Copy every line of the following data that includes the string "apartment".

The input:

>> start

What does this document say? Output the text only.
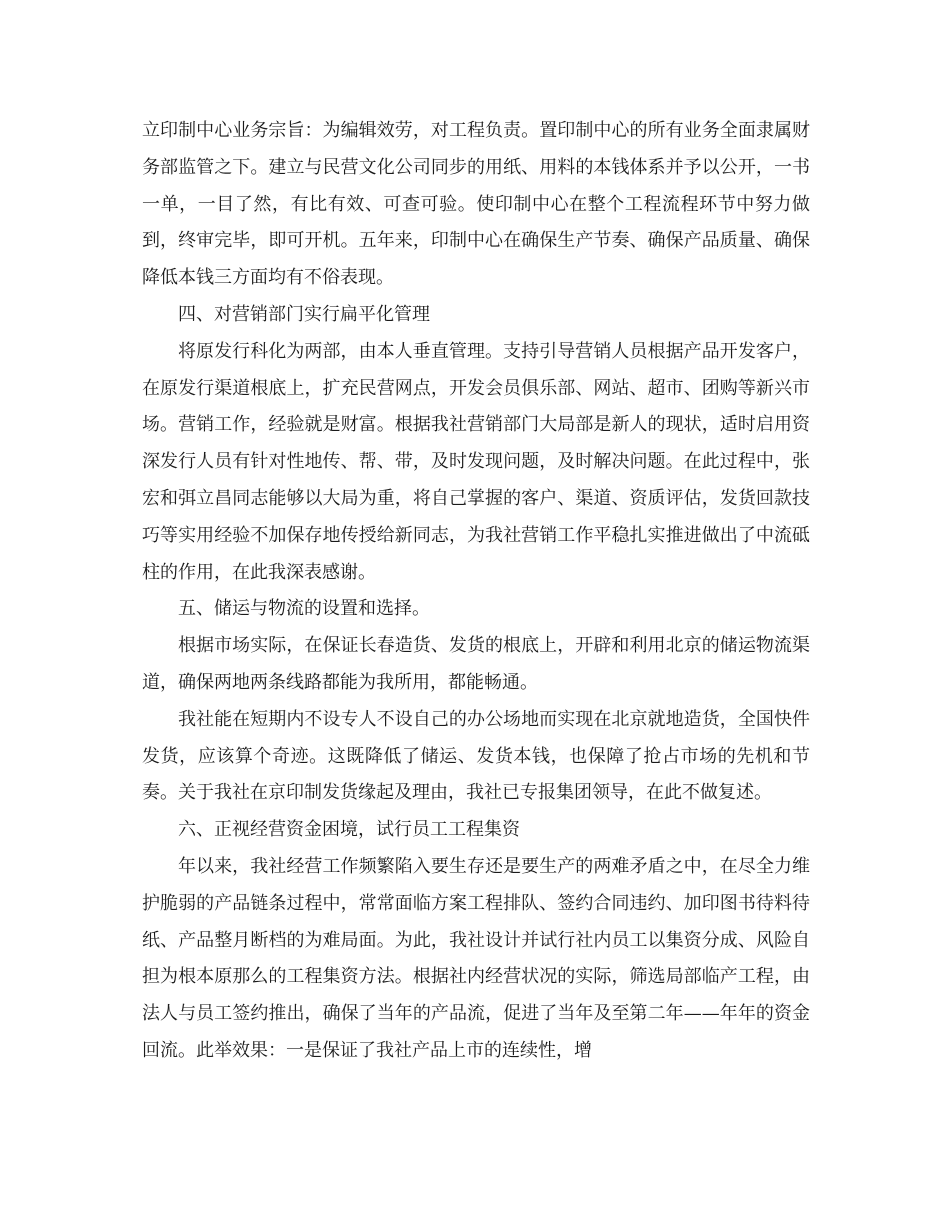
立印制中心业务宗旨：为编辑效劳，对工程负责。置印制中心的所有业务全面隶属财务部监管之下。建立与民营文化公司同步的用纸、用料的本钱体系并予以公开，一书一单，一目了然，有比有效、可查可验。使印制中心在整个工程流程环节中努力做到，终审完毕，即可开机。五年来，印制中心在确保生产节奏、确保产品质量、确保降低本钱三方面均有不俗表现。

四、对营销部门实行扁平化管理

将原发行科化为两部，由本人垂直管理。支持引导营销人员根据产品开发客户，在原发行渠道根底上，扩充民营网点，开发会员俱乐部、网站、超市、团购等新兴市场。营销工作，经验就是财富。根据我社营销部门大局部是新人的现状，适时启用资深发行人员有针对性地传、帮、带，及时发现问题，及时解决问题。在此过程中，张宏和弭立昌同志能够以大局为重，将自己掌握的客户、渠道、资质评估，发货回款技巧等实用经验不加保存地传授给新同志，为我社营销工作平稳扎实推进做出了中流砥柱的作用，在此我深表感谢。

五、储运与物流的设置和选择。

根据市场实际，在保证长春造货、发货的根底上，开辟和利用北京的储运物流渠道，确保两地两条线路都能为我所用，都能畅通。

我社能在短期内不设专人不设自己的办公场地而实现在北京就地造货，全国快件发货，应该算个奇迹。这既降低了储运、发货本钱，也保障了抢占市场的先机和节奏。关于我社在京印制发货缘起及理由，我社已专报集团领导，在此不做复述。

六、正视经营资金困境，试行员工工程集资

年以来，我社经营工作频繁陷入要生存还是要生产的两难矛盾之中，在尽全力维护脆弱的产品链条过程中，常常面临方案工程排队、签约合同违约、加印图书待料待纸、产品整月断档的为难局面。为此，我社设计并试行社内员工以集资分成、风险自担为根本原那么的工程集资方法。根据社内经营状况的实际，筛选局部临产工程，由法人与员工签约推出，确保了当年的产品流，促进了当年及至第二年——年年的资金回流。此举效果：一是保证了我社产品上市的连续性，增
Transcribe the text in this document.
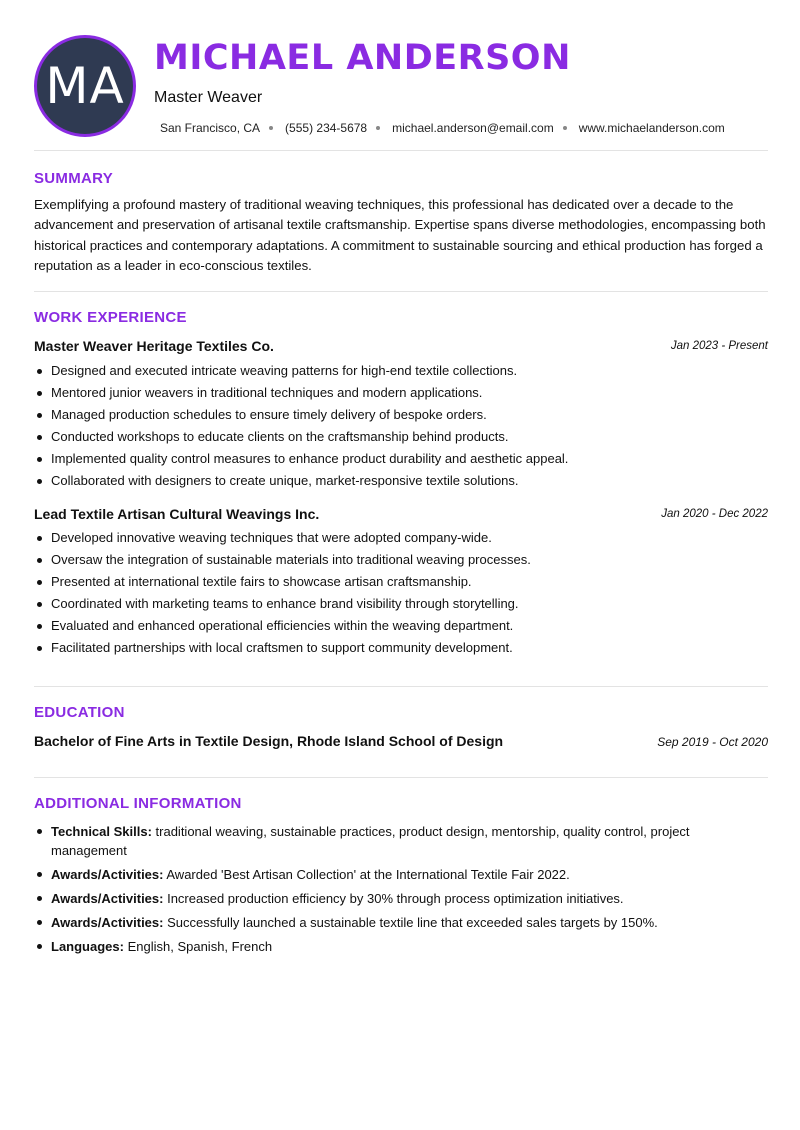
MA MICHAEL ANDERSON
Master Weaver
San Francisco, CA (555) 234-5678 michael.anderson@email.com www.michaelanderson.com
SUMMARY

Exemplifying a profound mastery of traditional weaving techniques, this professional has dedicated over a decade to the advancement and preservation of artisanal textile craftsmanship. Expertise spans diverse methodologies, encompassing both historical practices and contemporary adaptations. A commitment to sustainable sourcing and ethical production has forged a reputation as a leader in eco-conscious textiles.

WORK EXPERIENCE
Master Weaver Heritage Textiles Co.	Jan 2023 - Present
Designed and executed intricate weaving patterns for high-end textile collections.
Mentored junior weavers in traditional techniques and modern applications.
Managed production schedules to ensure timely delivery of bespoke orders.
Conducted workshops to educate clients on the craftsmanship behind products.
Implemented quality control measures to enhance product durability and aesthetic appeal.
Collaborated with designers to create unique, market-responsive textile solutions.
Lead Textile Artisan Cultural Weavings Inc.	Jan 2020 - Dec 2022
Developed innovative weaving techniques that were adopted company-wide.
Oversaw the integration of sustainable materials into traditional weaving processes.
Presented at international textile fairs to showcase artisan craftsmanship.
Coordinated with marketing teams to enhance brand visibility through storytelling.
Evaluated and enhanced operational efficiencies within the weaving department.
Facilitated partnerships with local craftsmen to support community development.
EDUCATION
Bachelor of Fine Arts in Textile Design, Rhode Island School of Design	Sep 2019 - Oct 2020
ADDITIONAL INFORMATION
Technical Skills: traditional weaving, sustainable practices, product design, mentorship, quality control, project management
Awards/Activities: Awarded 'Best Artisan Collection' at the International Textile Fair 2022.
Awards/Activities: Increased production efficiency by 30% through process optimization initiatives.
Awards/Activities: Successfully launched a sustainable textile line that exceeded sales targets by 150%.
Languages: English, Spanish, French
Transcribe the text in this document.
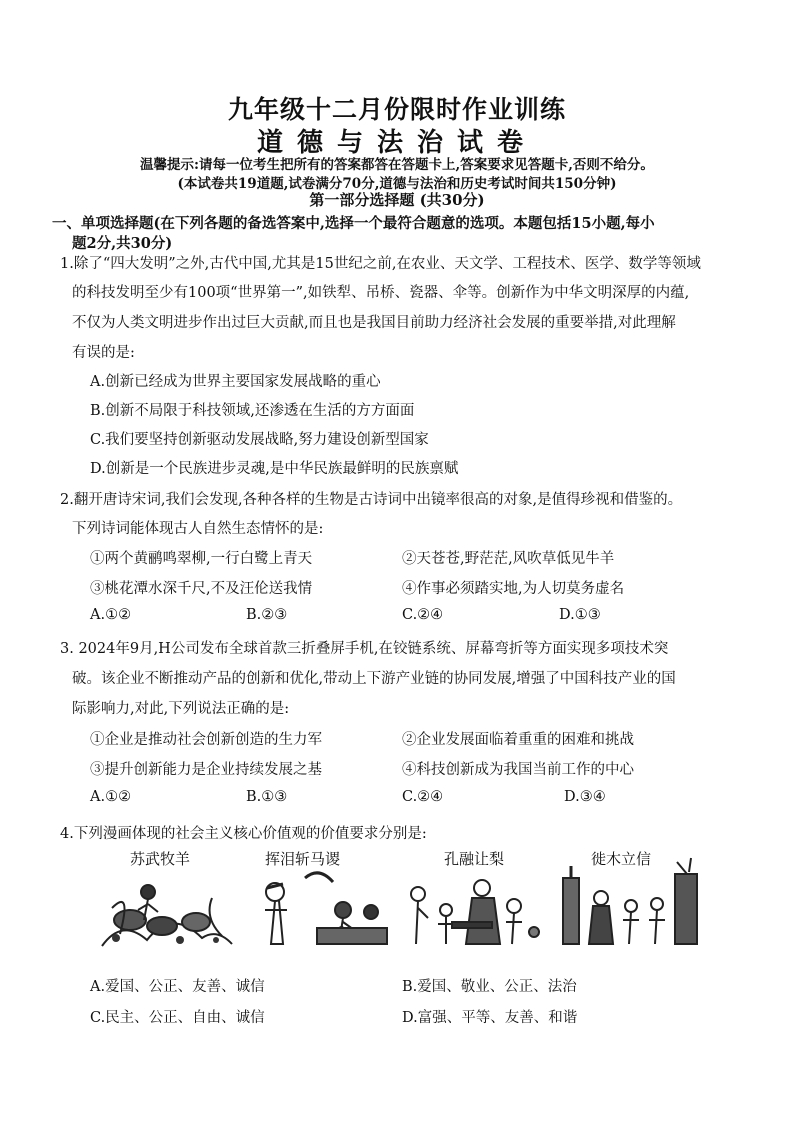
九年级十二月份限时作业训练
道德与法治试卷
温馨提示:请每一位考生把所有的答案都答在答题卡上,答案要求见答题卡,否则不给分。
(本试卷共19道题,试卷满分70分,道德与法治和历史考试时间共150分钟)
第一部分选择题 (共30分)
一、单项选择题(在下列各题的备选答案中,选择一个最符合题意的选项。本题包括15小题,每小
题2分,共30分)
1.除了“四大发明”之外,古代中国,尤其是15世纪之前,在农业、天文学、工程技术、医学、数学等领域
的科技发明至少有100项“世界第一”,如铁犁、吊桥、瓷器、伞等。创新作为中华文明深厚的内蕴,
不仅为人类文明进步作出过巨大贡献,而且也是我国目前助力经济社会发展的重要举措,对此理解
有误的是:
A.创新已经成为世界主要国家发展战略的重心
B.创新不局限于科技领域,还渗透在生活的方方面面
C.我们要坚持创新驱动发展战略,努力建设创新型国家
D.创新是一个民族进步灵魂,是中华民族最鲜明的民族禀赋
2.翻开唐诗宋词,我们会发现,各种各样的生物是古诗词中出镜率很高的对象,是值得珍视和借鉴的。
下列诗词能体现古人自然生态情怀的是:
①两个黄鹂鸣翠柳,一行白鹭上青天	②天苍苍,野茫茫,风吹草低见牛羊
③桃花潭水深千尺,不及汪伦送我情	④作事必须踏实地,为人切莫务虚名
A.①②	B.②③	C.②④	D.①③
3. 2024年9月,H公司发布全球首款三折叠屏手机,在铰链系统、屏幕弯折等方面实现多项技术突
破。该企业不断推动产品的创新和优化,带动上下游产业链的协同发展,增强了中国科技产业的国
际影响力,对此,下列说法正确的是:
①企业是推动社会创新创造的生力军	②企业发展面临着重重的困难和挑战
③提升创新能力是企业持续发展之基	④科技创新成为我国当前工作的中心
A.①②	B.①③	C.②④	D.③④
4.下列漫画体现的社会主义核心价值观的价值要求分别是:
苏武牧羊	挥泪斩马谡	孔融让梨	徙木立信
A.爱国、公正、友善、诚信	B.爱国、敬业、公正、法治
C.民主、公正、自由、诚信	D.富强、平等、友善、和谐
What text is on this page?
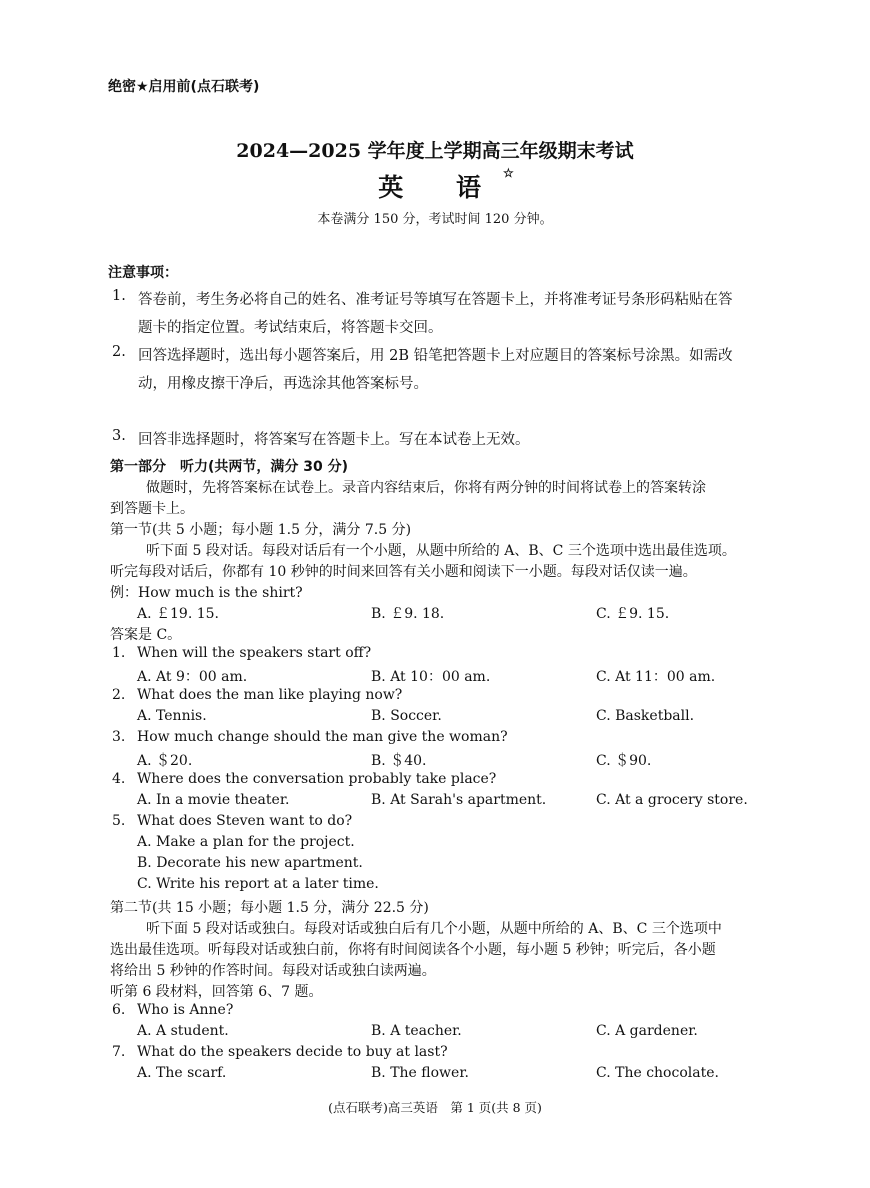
绝密★启用前(点石联考)
2024—2025 学年度上学期高三年级期末考试
英 语☆
本卷满分 150 分，考试时间 120 分钟。
注意事项：
1. 答卷前，考生务必将自己的姓名、准考证号等填写在答题卡上，并将准考证号条形码粘贴在答
题卡的指定位置。考试结束后，将答题卡交回。
2. 回答选择题时，选出每小题答案后，用 2B 铅笔把答题卡上对应题目的答案标号涂黑。如需改
动，用橡皮擦干净后，再选涂其他答案标号。
3. 回答非选择题时，将答案写在答题卡上。写在本试卷上无效。
第一部分　听力(共两节，满分 30 分)
做题时，先将答案标在试卷上。录音内容结束后，你将有两分钟的时间将试卷上的答案转涂
到答题卡上。
第一节(共 5 小题；每小题 1.5 分，满分 7.5 分)
听下面 5 段对话。每段对话后有一个小题，从题中所给的 A、B、C 三个选项中选出最佳选项。
听完每段对话后，你都有 10 秒钟的时间来回答有关小题和阅读下一小题。每段对话仅读一遍。
例：How much is the shirt?
A. ￡19. 15.	B. ￡9. 18.	C. ￡9. 15.
答案是 C。
1. When will the speakers start off?
A. At 9：00 am.	B. At 10：00 am.	C. At 11：00 am.
2. What does the man like playing now?
A. Tennis.	B. Soccer.	C. Basketball.
3. How much change should the man give the woman?
A. ＄20.	B. ＄40.	C. ＄90.
4. Where does the conversation probably take place?
A. In a movie theater.	B. At Sarah's apartment.	C. At a grocery store.
5. What does Steven want to do?
A. Make a plan for the project.
B. Decorate his new apartment.
C. Write his report at a later time.
第二节(共 15 小题；每小题 1.5 分，满分 22.5 分)
听下面 5 段对话或独白。每段对话或独白后有几个小题，从题中所给的 A、B、C 三个选项中
选出最佳选项。听每段对话或独白前，你将有时间阅读各个小题，每小题 5 秒钟；听完后，各小题
将给出 5 秒钟的作答时间。每段对话或独白读两遍。
听第 6 段材料，回答第 6、7 题。
6. Who is Anne?
A. A student.	B. A teacher.	C. A gardener.
7. What do the speakers decide to buy at last?
A. The scarf.	B. The flower.	C. The chocolate.
(点石联考)高三英语　第 1 页(共 8 页)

>> end

Exercise answer:
A. In a movie theater.	B. At Sarah's apartment.	C. At a grocery store.
B. Decorate his new apartment.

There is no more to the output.